Lines containing the word "this" are the ones to copy from the records below.
++++ RECORDS
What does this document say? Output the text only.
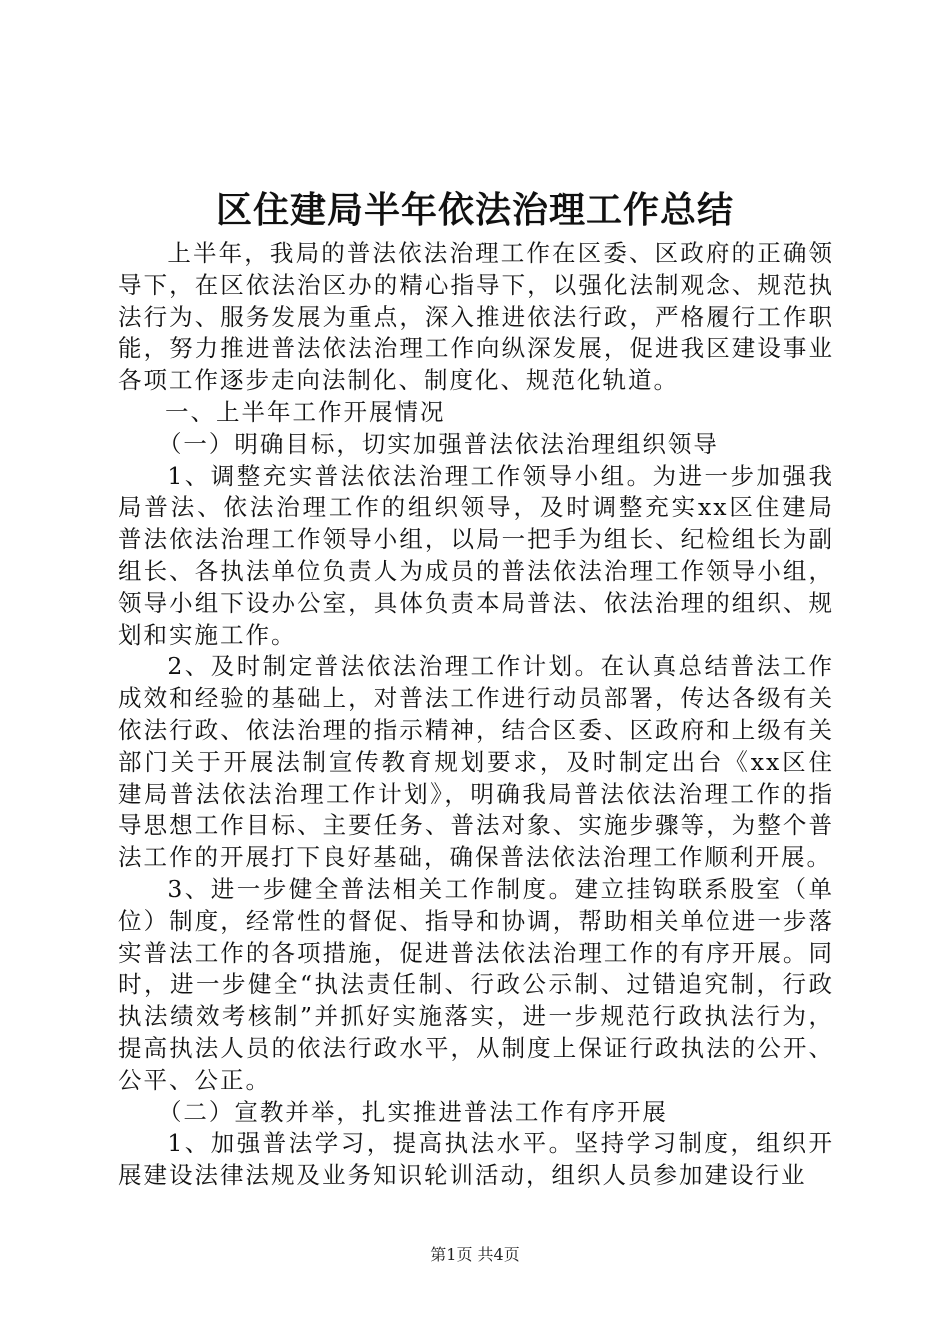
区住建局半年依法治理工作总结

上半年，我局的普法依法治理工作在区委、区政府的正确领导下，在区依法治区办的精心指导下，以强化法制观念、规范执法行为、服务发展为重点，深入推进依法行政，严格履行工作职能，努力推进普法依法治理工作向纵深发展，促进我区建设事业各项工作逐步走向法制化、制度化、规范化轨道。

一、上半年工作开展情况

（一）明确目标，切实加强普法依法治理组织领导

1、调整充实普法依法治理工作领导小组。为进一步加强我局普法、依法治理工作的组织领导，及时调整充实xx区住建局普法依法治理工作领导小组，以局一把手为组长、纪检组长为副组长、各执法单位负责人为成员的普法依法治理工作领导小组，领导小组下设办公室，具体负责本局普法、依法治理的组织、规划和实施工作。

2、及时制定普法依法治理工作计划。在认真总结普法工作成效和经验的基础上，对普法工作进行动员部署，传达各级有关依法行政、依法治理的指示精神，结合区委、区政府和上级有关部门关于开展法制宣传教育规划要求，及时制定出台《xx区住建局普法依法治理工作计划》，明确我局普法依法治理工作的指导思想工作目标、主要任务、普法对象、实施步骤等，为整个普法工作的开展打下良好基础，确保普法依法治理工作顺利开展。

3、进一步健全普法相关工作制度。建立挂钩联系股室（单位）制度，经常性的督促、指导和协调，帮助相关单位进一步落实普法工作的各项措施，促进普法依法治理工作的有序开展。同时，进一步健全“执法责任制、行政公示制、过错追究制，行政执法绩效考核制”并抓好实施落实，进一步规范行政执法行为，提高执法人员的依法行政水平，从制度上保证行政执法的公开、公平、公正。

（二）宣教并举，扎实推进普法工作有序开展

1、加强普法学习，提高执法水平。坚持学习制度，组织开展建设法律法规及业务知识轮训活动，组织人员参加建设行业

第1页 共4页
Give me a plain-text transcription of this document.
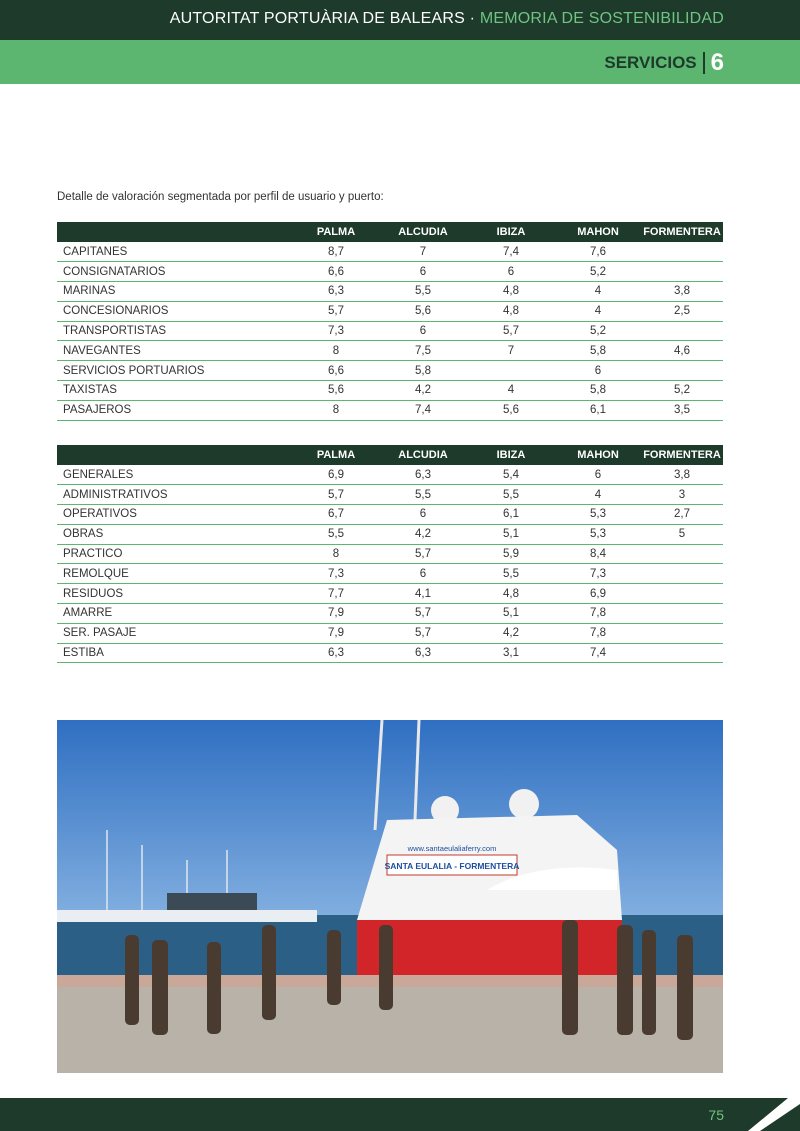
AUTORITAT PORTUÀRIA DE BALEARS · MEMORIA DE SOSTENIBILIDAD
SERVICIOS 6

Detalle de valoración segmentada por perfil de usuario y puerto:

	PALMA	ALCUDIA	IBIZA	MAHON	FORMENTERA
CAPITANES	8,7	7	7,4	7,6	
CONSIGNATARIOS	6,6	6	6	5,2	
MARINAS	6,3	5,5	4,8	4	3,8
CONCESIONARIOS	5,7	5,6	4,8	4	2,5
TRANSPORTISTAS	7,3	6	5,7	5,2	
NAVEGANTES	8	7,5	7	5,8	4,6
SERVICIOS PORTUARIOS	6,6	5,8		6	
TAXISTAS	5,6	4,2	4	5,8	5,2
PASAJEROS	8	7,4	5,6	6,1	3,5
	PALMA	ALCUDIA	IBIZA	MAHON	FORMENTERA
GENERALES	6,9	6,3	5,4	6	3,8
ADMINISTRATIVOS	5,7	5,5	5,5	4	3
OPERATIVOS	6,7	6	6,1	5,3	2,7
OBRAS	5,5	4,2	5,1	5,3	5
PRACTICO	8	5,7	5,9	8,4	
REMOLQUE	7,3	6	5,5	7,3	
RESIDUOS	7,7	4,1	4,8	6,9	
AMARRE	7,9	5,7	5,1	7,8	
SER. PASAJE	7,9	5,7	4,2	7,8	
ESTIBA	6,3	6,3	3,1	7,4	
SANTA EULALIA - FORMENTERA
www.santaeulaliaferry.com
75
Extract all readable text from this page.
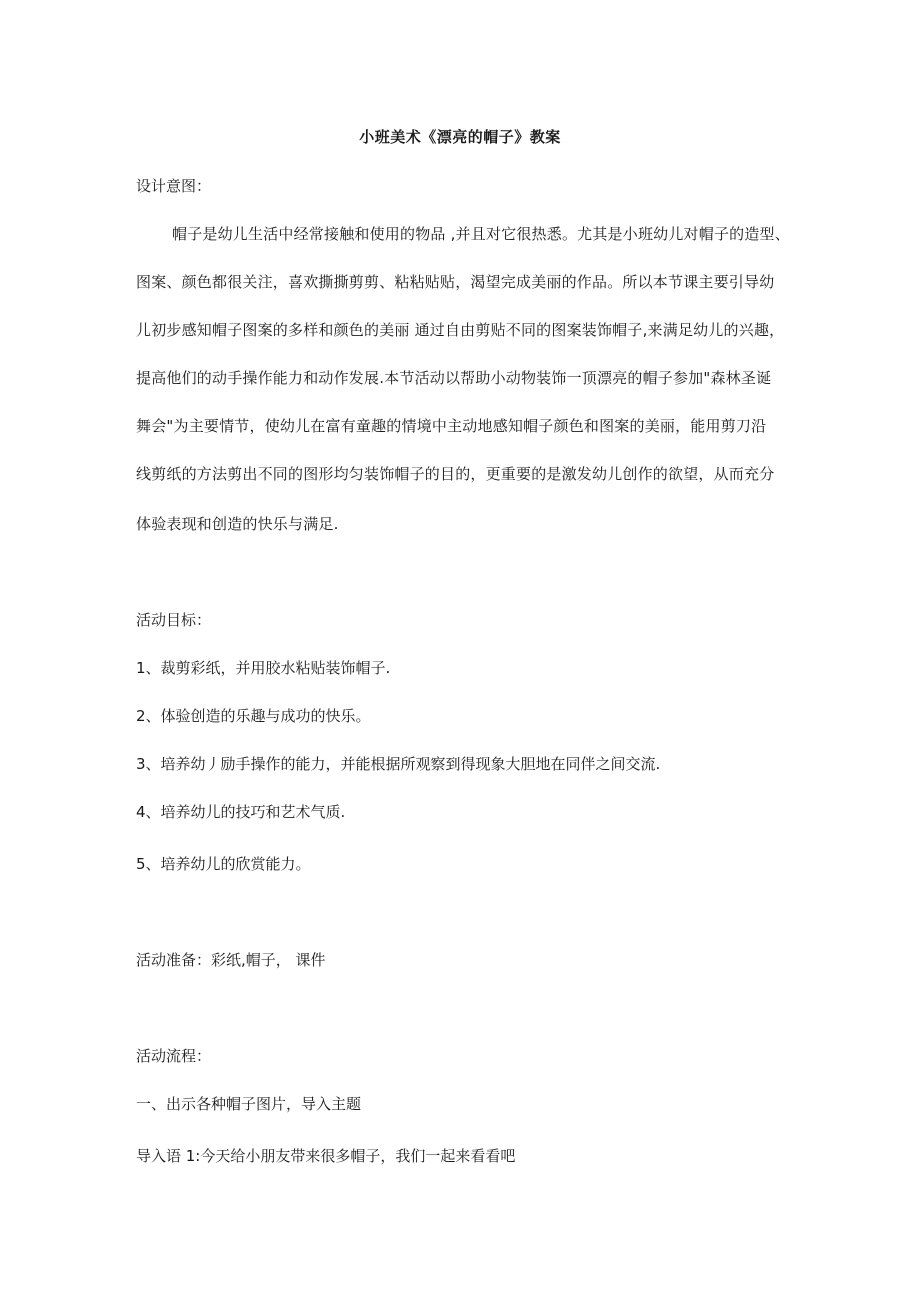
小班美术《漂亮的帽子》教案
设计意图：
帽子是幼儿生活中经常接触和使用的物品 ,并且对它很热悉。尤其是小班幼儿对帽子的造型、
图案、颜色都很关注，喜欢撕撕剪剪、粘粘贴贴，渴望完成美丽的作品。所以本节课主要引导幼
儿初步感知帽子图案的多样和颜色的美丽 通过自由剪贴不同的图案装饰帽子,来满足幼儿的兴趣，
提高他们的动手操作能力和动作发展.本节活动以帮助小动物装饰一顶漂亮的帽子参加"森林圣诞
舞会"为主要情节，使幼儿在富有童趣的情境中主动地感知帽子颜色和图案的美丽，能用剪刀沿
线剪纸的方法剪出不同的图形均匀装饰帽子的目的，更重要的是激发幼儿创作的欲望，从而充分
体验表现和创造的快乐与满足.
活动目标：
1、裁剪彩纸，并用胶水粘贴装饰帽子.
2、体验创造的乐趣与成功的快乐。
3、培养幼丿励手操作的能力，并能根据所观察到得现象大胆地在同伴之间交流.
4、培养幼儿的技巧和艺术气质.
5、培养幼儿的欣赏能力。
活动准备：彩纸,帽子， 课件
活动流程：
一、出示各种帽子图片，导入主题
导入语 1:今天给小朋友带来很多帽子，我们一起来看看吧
++++++++
• [WORKED SOLUTION]
What does this document say? Output the text only.
Give me a plain-text transcription of this document.
Extract all readable text from this page.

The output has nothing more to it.